* Begin STORED RECORDS *

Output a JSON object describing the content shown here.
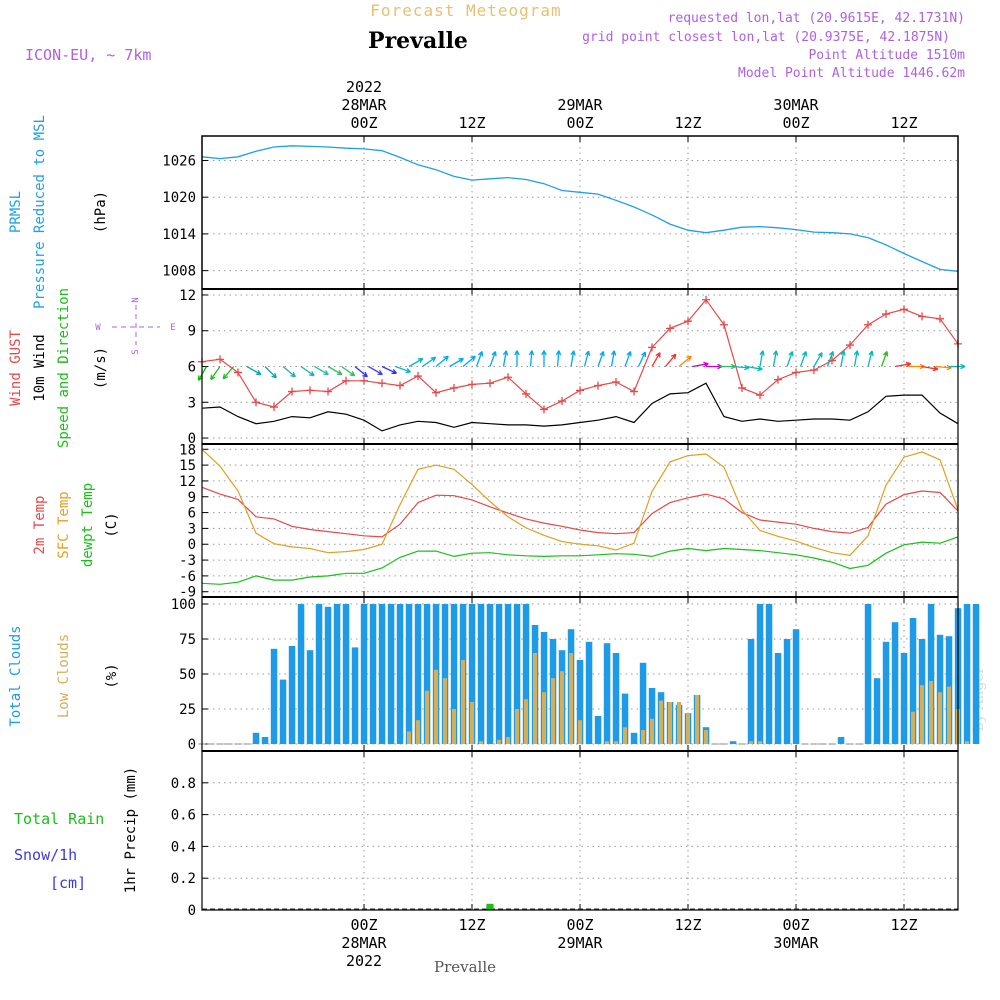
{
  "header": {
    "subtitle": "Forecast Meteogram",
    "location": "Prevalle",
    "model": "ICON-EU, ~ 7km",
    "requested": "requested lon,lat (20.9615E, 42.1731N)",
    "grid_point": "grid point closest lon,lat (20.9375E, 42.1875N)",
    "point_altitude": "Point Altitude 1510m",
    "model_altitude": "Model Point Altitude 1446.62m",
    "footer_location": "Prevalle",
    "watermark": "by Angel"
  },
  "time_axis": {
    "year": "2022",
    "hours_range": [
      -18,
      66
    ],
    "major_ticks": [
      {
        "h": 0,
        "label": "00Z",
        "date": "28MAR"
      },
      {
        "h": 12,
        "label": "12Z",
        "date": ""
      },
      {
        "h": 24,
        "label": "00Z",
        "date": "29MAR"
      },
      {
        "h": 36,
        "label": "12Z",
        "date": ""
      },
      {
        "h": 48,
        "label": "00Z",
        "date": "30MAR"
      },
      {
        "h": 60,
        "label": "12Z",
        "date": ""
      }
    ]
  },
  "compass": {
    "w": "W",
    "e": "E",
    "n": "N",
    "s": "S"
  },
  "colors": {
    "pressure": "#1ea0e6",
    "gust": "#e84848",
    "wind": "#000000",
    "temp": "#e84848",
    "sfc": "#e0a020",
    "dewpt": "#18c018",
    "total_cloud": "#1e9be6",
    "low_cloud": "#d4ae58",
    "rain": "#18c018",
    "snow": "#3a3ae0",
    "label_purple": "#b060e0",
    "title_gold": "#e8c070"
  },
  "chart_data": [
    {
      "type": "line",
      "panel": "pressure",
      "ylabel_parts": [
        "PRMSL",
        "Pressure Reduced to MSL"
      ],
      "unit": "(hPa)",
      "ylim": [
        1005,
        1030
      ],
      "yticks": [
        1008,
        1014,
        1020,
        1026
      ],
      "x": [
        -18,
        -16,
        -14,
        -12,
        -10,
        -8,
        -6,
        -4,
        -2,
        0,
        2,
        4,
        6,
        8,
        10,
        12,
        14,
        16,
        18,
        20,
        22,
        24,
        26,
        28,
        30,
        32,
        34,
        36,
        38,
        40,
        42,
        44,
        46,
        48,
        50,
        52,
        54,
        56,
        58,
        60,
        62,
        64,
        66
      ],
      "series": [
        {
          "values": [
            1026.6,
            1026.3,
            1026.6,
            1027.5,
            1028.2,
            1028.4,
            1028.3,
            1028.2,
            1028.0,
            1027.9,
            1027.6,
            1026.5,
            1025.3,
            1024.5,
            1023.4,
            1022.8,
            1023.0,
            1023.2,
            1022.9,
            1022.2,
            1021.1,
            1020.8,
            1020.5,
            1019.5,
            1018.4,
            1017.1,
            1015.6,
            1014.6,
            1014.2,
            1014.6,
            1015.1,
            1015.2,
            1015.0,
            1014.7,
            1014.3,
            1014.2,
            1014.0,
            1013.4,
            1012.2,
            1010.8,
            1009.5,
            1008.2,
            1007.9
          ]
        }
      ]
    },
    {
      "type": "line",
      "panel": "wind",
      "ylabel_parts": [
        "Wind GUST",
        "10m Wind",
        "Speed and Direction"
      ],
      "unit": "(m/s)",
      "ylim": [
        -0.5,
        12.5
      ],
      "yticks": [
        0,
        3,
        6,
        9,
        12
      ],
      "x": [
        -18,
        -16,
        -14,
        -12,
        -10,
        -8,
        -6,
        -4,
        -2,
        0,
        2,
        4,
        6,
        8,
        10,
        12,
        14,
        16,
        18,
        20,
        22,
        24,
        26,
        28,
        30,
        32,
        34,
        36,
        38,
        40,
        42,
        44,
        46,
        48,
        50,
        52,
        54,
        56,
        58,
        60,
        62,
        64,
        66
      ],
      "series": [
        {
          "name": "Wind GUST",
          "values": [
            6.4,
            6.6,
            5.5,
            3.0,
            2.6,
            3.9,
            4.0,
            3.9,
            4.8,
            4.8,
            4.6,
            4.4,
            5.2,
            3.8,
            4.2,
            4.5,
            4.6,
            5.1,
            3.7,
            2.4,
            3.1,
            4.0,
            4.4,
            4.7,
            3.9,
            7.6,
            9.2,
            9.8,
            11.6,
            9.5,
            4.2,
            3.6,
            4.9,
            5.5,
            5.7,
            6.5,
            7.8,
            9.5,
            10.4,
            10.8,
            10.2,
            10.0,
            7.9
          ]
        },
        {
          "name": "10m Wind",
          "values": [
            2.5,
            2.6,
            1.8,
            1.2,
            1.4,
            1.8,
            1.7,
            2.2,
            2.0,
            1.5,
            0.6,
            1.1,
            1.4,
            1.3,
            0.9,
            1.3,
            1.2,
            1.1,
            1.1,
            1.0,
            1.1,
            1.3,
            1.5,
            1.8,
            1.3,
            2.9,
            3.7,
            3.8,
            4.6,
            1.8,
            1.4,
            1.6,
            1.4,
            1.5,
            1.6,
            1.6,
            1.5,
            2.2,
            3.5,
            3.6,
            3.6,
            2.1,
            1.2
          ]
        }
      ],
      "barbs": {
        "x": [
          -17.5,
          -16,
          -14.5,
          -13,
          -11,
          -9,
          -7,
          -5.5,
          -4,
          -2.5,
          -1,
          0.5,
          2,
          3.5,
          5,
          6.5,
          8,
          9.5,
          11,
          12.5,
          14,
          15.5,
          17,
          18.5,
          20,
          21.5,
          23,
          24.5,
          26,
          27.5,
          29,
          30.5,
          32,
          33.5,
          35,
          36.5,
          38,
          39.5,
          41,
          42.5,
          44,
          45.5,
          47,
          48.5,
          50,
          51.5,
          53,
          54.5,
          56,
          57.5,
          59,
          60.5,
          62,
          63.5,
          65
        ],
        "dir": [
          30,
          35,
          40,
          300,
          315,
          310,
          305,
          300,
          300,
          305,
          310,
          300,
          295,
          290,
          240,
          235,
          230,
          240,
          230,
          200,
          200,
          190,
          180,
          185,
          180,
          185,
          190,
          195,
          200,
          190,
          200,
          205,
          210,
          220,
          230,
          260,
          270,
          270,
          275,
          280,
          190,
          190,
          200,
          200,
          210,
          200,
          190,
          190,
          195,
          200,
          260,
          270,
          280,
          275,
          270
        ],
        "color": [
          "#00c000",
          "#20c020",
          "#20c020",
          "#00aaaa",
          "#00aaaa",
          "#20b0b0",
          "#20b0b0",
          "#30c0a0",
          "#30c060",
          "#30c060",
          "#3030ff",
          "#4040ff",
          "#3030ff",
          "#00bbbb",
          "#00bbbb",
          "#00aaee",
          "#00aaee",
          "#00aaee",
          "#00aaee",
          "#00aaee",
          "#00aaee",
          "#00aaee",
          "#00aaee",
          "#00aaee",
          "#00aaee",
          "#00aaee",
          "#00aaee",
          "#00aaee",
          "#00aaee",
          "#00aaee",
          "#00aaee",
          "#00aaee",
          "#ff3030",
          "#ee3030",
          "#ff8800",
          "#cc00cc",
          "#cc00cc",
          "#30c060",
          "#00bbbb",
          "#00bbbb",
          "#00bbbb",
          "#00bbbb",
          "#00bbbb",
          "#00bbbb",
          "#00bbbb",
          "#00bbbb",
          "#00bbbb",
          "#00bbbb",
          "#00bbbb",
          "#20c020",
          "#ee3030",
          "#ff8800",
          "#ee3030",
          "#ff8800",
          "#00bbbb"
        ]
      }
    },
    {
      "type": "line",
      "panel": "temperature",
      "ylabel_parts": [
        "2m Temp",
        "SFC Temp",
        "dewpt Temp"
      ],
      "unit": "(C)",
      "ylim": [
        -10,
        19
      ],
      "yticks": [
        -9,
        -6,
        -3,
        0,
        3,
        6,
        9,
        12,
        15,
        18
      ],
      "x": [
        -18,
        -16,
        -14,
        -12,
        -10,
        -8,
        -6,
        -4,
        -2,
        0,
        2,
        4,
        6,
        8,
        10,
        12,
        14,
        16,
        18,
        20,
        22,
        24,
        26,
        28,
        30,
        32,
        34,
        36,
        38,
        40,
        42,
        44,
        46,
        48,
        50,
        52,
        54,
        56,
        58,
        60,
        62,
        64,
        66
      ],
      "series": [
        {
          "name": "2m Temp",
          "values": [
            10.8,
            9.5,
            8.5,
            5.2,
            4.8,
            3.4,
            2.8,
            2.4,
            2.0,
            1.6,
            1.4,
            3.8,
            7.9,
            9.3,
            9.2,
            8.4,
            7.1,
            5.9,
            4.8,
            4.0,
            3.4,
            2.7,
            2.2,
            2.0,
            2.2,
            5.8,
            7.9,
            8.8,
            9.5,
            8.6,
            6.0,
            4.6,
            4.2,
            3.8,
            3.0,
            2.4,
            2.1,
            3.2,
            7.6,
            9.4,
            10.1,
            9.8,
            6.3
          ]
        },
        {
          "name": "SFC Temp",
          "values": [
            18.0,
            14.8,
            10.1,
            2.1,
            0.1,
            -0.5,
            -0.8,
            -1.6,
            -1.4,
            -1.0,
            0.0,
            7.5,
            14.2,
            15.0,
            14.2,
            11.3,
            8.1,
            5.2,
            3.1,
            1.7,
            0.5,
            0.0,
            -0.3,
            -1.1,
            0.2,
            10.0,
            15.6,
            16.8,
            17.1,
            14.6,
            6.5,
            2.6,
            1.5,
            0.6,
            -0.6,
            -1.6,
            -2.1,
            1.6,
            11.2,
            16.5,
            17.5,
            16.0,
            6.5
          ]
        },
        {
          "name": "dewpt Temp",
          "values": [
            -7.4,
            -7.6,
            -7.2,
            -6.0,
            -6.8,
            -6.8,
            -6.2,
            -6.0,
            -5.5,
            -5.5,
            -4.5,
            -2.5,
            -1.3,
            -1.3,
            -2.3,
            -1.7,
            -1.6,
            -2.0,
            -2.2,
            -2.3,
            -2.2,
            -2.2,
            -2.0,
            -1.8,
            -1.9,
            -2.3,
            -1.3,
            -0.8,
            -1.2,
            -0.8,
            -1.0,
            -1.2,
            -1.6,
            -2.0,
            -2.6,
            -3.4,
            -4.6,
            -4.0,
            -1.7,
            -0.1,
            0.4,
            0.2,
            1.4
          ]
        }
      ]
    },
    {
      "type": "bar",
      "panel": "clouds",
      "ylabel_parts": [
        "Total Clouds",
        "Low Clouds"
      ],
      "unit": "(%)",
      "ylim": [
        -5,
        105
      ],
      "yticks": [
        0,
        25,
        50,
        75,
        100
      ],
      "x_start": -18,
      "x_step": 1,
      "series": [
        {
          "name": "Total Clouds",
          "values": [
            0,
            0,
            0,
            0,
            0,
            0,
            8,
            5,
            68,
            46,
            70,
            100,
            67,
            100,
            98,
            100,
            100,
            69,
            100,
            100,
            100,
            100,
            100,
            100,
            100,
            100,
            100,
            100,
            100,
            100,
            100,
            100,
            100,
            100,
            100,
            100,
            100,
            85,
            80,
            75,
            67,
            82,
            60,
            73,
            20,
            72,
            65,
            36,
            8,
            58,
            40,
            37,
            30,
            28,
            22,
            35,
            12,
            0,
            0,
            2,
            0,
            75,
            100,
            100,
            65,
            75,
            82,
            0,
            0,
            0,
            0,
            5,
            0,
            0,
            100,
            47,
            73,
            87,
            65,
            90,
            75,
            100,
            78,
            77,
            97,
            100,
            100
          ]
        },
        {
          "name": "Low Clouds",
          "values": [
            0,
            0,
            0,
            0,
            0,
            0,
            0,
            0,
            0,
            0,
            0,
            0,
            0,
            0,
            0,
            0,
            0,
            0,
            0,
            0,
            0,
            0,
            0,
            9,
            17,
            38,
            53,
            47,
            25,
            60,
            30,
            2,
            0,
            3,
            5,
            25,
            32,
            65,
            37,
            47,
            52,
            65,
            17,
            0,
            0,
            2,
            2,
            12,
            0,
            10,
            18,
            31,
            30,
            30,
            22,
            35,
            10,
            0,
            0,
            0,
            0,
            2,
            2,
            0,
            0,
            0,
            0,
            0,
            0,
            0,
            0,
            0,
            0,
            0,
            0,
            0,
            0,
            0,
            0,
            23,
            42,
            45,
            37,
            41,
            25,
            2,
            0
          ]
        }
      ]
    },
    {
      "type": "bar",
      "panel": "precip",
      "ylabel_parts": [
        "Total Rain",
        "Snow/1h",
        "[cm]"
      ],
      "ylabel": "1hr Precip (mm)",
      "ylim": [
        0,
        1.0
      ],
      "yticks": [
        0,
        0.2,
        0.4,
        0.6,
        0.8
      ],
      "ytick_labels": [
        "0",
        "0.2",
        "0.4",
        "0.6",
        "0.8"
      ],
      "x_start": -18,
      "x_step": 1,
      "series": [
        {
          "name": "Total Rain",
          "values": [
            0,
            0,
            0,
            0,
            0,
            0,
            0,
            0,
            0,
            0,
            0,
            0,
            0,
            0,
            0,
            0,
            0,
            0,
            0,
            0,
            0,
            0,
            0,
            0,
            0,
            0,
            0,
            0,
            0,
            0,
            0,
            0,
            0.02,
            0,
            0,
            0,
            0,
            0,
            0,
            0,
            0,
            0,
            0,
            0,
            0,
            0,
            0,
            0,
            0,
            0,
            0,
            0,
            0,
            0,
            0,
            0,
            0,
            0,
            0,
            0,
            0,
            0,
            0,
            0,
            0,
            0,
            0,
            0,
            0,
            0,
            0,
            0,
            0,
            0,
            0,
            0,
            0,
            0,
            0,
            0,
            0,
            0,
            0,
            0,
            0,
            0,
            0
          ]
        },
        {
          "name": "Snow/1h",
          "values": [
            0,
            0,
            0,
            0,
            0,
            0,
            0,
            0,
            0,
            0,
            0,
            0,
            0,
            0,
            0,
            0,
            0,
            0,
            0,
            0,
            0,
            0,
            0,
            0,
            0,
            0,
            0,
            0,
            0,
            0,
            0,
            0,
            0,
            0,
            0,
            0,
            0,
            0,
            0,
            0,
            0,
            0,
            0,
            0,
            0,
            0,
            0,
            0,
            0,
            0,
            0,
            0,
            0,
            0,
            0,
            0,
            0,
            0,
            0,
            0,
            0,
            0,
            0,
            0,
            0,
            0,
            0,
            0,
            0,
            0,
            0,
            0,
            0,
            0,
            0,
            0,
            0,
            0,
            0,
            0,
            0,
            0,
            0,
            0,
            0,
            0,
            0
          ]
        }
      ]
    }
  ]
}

* End STORED RECORDS *

Look through the entries above and report each line where the string "dewpt" occurs.

◆ **EXPECTED ANSWER**:
    "dewpt": "#18c018",
        "dewpt Temp"
          "name": "dewpt Temp",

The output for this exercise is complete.